What you have to do:
Pull out every line below holding the word "name".

(Structured figure records)

+---+

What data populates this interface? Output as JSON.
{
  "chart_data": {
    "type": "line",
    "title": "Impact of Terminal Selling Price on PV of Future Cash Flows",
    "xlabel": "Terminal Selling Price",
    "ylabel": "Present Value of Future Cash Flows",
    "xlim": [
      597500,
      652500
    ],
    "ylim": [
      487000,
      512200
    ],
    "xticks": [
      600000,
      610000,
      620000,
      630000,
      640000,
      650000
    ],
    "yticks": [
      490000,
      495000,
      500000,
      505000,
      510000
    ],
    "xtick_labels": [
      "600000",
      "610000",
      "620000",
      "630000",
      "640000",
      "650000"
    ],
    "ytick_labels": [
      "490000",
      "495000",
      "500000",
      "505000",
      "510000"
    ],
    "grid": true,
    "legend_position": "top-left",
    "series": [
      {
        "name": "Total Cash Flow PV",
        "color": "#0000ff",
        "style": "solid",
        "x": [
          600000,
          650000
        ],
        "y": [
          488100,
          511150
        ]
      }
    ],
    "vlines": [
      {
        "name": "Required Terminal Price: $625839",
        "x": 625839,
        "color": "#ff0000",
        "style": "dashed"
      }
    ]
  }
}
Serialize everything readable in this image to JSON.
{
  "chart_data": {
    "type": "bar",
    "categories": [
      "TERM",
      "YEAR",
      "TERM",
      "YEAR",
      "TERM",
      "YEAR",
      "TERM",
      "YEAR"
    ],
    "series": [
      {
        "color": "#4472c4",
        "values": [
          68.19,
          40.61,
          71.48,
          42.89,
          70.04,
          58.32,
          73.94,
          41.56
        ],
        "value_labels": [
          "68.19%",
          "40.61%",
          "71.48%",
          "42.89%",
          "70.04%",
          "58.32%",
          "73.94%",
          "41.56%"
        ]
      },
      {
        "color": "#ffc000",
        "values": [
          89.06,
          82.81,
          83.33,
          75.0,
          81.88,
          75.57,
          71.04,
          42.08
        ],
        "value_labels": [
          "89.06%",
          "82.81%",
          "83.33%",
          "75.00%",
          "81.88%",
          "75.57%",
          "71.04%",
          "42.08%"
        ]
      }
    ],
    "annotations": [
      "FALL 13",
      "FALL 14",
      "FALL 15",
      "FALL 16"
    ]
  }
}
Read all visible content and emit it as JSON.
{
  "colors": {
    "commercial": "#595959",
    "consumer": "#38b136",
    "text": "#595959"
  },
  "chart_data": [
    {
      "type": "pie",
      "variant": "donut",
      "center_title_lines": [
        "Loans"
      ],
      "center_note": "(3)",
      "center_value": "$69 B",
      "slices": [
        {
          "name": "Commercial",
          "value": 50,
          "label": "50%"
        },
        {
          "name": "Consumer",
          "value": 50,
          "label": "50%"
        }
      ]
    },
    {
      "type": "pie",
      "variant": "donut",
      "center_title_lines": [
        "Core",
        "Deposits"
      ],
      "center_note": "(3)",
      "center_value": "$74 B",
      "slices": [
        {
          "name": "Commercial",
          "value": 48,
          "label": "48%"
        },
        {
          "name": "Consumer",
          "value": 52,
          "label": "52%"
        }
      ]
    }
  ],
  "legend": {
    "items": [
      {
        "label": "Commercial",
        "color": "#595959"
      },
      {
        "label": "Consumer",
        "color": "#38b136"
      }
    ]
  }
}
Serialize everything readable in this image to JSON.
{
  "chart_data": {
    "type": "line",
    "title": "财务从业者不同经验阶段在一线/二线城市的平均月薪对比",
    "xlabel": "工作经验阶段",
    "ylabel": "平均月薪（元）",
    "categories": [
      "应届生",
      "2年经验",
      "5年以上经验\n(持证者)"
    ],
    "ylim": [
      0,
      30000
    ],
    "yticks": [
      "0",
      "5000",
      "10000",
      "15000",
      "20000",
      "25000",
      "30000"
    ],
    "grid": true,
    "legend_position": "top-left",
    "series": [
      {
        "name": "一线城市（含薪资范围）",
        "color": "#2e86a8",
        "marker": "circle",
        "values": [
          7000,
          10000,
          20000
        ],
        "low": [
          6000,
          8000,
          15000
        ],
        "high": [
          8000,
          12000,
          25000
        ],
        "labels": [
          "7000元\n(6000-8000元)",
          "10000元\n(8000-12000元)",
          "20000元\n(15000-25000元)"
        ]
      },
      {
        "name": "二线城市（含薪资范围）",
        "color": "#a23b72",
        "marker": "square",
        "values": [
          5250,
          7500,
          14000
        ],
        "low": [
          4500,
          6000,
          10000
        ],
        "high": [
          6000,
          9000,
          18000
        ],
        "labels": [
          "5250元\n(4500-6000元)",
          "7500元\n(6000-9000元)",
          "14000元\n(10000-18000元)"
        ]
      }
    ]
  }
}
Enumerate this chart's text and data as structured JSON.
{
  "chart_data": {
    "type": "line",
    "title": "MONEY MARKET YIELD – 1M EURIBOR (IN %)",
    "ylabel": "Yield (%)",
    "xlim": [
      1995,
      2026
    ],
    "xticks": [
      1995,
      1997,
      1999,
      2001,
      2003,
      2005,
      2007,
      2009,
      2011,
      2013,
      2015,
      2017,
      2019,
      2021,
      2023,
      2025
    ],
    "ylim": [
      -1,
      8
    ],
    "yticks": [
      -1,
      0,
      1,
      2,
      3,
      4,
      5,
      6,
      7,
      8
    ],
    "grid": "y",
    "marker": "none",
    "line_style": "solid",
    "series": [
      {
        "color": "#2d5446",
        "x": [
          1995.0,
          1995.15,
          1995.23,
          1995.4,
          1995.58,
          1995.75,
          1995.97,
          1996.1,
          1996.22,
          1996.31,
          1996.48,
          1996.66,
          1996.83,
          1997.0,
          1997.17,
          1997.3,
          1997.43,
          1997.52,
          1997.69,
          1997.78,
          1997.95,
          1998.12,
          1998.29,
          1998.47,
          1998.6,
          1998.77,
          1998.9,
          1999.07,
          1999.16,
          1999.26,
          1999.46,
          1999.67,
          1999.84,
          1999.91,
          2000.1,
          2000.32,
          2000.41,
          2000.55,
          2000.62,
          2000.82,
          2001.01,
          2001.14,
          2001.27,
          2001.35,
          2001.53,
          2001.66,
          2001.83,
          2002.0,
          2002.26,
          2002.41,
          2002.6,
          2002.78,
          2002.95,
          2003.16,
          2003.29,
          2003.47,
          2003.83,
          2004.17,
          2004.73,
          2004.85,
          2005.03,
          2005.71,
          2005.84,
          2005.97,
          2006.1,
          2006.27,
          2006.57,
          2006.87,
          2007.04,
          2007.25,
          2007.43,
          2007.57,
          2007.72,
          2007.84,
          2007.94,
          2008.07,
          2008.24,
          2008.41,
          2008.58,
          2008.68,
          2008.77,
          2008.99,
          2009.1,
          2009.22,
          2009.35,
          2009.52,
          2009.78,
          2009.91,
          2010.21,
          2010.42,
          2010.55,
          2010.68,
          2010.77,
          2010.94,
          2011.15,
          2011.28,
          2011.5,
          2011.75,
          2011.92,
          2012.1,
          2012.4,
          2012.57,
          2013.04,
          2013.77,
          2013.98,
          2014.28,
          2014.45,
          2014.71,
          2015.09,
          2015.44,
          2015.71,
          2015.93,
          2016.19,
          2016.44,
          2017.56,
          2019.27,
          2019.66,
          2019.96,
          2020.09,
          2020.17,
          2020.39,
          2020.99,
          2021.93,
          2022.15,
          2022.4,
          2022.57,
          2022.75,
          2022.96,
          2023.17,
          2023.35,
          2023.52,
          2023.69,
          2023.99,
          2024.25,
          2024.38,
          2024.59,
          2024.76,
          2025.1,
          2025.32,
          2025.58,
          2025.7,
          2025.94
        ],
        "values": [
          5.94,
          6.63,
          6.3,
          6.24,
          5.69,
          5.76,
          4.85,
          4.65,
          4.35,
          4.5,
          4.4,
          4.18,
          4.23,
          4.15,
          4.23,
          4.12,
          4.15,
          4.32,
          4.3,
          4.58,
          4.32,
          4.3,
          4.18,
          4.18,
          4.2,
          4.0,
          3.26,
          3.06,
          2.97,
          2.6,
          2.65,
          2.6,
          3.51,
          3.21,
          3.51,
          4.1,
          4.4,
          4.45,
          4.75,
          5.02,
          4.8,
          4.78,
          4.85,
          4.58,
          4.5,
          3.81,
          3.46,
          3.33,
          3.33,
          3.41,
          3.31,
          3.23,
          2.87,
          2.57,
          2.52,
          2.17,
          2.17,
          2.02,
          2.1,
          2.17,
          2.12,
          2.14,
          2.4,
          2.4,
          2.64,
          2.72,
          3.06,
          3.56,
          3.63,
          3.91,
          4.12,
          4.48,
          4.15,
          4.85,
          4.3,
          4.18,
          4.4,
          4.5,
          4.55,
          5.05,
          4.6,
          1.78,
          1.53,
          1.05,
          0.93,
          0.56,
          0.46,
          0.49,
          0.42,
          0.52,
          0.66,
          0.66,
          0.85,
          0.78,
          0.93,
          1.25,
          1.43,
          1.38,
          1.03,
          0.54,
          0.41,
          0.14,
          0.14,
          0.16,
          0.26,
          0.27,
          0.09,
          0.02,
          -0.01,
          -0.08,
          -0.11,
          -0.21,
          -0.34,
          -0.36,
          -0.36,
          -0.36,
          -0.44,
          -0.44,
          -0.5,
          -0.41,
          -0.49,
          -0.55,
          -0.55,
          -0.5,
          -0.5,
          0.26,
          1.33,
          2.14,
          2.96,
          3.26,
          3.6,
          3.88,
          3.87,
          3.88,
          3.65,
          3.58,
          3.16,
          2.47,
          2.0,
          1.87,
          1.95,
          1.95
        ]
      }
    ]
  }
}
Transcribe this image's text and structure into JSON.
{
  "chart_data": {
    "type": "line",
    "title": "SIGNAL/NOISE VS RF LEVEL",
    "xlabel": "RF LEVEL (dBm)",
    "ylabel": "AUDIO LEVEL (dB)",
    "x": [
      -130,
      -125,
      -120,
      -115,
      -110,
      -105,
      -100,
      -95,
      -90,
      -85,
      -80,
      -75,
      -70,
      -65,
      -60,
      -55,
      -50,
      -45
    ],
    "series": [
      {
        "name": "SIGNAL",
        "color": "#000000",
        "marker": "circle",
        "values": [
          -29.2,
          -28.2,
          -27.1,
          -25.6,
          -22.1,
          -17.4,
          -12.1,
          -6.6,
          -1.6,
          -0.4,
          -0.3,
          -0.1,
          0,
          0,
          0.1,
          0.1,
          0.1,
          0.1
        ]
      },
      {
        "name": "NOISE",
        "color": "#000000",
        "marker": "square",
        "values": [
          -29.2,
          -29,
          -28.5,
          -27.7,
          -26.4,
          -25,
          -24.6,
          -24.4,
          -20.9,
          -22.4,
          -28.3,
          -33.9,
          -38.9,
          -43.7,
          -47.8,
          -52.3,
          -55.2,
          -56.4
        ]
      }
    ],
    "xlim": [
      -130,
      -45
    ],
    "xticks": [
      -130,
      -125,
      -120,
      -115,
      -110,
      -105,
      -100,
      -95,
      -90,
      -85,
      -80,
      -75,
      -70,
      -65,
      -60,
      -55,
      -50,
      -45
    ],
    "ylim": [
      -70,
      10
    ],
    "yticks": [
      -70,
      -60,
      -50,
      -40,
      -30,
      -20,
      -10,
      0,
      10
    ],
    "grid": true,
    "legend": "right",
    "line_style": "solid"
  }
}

+---+

Written solution:
        "name": "Total Cash Flow PV",
        "name": "Required Terminal Price: $625839",
          "name": "Commercial",
          "name": "Consumer",
          "name": "Commercial",
          "name": "Consumer",
        "name": "一线城市（含薪资范围）",
        "name": "二线城市（含薪资范围）",
        "name": "SIGNAL",
        "name": "NOISE",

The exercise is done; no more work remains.